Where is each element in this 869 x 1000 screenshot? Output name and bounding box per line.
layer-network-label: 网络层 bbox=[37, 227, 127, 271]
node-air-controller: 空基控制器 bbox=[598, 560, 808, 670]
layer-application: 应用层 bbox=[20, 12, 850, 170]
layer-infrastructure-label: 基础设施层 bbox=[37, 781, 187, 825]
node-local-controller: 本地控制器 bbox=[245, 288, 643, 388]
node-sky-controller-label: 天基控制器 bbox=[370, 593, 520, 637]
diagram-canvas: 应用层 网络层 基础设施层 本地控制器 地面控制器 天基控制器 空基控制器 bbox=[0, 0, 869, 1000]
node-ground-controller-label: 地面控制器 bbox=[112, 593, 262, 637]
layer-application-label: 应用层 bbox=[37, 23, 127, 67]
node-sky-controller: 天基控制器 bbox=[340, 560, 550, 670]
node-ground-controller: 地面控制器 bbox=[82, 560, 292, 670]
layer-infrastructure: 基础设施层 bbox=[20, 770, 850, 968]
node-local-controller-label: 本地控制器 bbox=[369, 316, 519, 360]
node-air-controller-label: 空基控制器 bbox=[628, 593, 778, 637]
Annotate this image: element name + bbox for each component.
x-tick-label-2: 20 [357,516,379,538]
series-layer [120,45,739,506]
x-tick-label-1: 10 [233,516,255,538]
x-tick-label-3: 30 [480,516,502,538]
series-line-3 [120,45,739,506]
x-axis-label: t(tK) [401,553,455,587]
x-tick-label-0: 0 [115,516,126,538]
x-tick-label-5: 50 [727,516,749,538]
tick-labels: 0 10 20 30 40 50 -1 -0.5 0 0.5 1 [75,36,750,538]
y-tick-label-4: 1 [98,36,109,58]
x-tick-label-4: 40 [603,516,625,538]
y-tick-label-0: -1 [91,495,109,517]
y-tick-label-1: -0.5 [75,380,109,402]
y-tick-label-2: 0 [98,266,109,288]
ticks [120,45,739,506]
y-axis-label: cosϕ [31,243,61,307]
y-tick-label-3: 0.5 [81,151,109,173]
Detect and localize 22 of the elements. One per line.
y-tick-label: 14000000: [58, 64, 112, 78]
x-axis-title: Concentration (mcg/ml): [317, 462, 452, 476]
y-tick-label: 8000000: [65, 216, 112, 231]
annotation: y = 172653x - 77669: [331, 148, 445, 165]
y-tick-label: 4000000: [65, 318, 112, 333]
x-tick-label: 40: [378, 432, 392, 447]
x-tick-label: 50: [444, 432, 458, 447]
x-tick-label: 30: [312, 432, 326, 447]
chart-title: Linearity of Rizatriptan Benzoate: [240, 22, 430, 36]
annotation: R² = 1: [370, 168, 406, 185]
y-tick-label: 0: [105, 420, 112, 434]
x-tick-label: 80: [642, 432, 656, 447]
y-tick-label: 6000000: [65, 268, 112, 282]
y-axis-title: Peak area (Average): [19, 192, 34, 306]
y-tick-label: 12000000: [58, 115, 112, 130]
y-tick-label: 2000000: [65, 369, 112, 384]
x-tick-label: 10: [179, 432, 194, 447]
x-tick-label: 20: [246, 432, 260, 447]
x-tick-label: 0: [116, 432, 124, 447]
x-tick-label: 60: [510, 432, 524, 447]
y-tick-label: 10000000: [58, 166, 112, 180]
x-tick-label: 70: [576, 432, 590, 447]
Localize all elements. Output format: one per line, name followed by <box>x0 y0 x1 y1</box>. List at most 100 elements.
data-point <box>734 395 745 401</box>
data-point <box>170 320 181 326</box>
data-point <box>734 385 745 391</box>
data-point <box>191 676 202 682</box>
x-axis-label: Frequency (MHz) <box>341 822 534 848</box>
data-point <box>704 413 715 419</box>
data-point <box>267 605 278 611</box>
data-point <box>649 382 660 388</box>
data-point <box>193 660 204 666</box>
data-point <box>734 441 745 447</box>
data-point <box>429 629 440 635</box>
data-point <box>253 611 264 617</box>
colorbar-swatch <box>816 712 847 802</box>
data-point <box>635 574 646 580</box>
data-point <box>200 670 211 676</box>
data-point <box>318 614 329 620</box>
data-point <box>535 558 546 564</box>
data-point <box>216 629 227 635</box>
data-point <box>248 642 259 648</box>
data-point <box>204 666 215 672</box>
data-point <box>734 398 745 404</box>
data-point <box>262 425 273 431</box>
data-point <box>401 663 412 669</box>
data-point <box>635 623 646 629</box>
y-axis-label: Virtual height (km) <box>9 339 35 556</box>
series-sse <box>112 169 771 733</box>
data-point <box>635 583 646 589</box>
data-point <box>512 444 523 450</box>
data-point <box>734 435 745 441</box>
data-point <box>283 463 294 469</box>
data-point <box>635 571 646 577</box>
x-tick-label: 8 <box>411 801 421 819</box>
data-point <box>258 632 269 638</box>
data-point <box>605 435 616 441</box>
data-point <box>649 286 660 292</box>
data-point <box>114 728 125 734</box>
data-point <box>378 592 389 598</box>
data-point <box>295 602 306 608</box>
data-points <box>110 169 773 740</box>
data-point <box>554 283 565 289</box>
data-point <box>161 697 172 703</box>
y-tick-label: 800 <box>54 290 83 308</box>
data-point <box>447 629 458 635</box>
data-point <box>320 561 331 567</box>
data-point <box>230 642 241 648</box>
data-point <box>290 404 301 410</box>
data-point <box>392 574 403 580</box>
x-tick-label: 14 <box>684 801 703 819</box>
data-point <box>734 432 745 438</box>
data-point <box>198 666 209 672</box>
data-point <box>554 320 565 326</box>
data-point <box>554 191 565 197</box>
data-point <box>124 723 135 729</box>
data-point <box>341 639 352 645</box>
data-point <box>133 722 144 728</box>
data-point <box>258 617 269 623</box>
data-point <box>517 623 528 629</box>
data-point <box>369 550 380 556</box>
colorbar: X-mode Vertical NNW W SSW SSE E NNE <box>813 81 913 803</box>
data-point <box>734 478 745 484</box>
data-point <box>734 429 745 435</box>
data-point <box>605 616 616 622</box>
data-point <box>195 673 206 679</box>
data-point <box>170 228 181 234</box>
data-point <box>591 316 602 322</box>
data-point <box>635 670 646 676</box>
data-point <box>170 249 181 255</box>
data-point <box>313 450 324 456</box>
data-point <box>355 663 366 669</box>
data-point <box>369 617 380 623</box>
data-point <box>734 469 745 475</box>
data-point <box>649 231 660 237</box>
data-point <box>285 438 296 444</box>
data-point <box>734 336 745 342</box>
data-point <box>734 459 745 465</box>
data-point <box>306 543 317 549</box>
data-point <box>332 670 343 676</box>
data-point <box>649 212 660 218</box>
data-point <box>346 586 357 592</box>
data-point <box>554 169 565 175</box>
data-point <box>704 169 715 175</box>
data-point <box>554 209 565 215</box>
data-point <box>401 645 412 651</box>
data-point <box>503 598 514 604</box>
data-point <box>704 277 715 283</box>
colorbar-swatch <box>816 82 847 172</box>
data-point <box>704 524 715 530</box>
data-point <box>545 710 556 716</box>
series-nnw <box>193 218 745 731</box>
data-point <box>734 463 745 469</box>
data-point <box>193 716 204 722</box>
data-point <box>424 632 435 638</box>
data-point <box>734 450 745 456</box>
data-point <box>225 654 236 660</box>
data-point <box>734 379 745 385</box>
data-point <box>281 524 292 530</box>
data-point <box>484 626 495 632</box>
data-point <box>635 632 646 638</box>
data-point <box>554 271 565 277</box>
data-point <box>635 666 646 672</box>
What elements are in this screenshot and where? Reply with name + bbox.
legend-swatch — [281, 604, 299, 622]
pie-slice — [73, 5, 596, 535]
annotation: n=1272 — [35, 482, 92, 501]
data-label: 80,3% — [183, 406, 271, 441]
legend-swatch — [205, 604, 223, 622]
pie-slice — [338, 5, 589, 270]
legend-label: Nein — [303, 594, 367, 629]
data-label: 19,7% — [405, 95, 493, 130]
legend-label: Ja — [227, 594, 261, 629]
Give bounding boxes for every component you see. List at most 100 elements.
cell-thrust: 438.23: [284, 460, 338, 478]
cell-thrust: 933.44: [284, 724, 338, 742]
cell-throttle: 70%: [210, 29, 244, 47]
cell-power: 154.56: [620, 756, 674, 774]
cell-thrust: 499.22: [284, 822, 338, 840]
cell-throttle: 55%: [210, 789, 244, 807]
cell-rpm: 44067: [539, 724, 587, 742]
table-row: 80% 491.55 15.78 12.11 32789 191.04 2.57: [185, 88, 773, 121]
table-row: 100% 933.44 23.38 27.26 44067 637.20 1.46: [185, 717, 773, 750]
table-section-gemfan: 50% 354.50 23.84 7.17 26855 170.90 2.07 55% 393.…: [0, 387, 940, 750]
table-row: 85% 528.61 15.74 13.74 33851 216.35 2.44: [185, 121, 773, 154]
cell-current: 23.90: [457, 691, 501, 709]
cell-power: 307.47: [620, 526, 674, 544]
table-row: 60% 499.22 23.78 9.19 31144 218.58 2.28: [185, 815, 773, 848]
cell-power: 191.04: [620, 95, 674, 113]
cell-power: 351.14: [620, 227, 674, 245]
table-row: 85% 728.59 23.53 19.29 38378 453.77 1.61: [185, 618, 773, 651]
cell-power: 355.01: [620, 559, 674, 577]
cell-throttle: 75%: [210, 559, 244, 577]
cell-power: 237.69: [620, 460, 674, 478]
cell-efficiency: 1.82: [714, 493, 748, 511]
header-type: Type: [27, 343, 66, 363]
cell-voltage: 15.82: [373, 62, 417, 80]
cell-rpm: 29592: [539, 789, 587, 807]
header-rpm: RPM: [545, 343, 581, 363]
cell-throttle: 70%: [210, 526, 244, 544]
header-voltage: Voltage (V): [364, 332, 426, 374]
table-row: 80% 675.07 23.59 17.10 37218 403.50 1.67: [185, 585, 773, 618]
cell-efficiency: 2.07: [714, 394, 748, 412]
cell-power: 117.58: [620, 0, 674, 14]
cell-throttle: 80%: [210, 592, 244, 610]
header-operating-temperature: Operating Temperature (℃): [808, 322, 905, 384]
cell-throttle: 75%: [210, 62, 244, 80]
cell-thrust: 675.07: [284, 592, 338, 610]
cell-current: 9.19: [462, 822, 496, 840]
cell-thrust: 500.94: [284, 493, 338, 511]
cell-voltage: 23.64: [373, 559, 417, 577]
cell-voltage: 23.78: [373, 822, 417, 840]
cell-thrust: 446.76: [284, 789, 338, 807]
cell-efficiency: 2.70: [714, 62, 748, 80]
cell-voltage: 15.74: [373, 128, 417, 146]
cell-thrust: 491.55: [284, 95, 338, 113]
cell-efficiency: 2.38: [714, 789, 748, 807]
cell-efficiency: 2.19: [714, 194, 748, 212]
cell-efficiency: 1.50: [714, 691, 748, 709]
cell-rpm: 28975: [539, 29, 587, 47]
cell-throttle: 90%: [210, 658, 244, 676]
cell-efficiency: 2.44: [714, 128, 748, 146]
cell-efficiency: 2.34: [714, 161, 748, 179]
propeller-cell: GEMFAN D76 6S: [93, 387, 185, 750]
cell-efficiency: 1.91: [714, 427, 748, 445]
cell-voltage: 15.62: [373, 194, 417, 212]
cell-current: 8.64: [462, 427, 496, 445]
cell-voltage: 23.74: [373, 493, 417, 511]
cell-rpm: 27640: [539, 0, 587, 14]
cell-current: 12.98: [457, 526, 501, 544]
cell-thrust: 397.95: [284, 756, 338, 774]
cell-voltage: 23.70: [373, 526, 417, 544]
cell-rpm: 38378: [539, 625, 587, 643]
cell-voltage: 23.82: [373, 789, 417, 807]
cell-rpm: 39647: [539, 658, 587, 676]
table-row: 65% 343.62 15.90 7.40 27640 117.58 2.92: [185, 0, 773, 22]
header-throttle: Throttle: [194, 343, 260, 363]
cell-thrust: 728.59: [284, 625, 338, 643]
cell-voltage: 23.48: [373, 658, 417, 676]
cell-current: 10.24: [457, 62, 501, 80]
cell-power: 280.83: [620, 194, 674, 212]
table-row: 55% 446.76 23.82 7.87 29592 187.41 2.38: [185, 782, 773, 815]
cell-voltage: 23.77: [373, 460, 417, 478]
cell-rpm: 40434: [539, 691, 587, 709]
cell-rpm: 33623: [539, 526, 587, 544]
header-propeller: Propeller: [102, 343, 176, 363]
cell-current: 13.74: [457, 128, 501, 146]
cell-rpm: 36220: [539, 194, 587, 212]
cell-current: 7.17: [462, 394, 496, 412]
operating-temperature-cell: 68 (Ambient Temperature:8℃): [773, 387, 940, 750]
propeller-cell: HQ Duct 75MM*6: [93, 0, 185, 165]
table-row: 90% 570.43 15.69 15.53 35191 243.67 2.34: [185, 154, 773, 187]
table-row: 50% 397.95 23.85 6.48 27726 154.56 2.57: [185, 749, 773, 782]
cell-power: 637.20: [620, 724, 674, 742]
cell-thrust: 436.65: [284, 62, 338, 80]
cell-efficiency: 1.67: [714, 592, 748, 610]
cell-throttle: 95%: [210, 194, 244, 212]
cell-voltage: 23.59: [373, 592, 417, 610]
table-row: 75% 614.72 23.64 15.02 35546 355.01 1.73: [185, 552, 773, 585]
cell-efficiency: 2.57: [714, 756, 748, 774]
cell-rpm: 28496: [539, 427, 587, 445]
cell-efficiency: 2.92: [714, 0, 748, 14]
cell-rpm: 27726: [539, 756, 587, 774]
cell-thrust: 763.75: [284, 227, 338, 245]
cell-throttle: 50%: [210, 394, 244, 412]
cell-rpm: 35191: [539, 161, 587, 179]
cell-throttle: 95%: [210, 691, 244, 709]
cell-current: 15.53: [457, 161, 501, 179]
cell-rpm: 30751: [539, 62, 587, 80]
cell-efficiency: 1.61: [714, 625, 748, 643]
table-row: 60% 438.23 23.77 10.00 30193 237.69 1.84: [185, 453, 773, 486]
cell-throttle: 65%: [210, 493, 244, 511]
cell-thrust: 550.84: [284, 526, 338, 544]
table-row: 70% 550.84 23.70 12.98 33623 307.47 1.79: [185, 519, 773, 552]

::::::

## AIM
Turn the lines from the first one through the line holding "diagram-canvas: 应用层 网络层", inclusive, into a JSON list of strings with one string per line, leaving out any blank lines.

## ANSWER TO THIS EXERCISE
[
  "Where is each element in this 869 x 1000 screenshot? Output name and bounding box per line.",
  "layer-network-label: 网络层 bbox=[37, 227, 127, 271]",
  "node-air-controller: 空基控制器 bbox=[598, 560, 808, 670]",
  "layer-application: 应用层 bbox=[20, 12, 850, 170]",
  "layer-infrastructure-label: 基础设施层 bbox=[37, 781, 187, 825]",
  "node-local-controller: 本地控制器 bbox=[245, 288, 643, 388]",
  "node-sky-controller-label: 天基控制器 bbox=[370, 593, 520, 637]",
  "diagram-canvas: 应用层 网络层 基础设施层 本地控制器 地面控制器 天基控制器 空基控制器 bbox=[0, 0, 869, 1000]"
]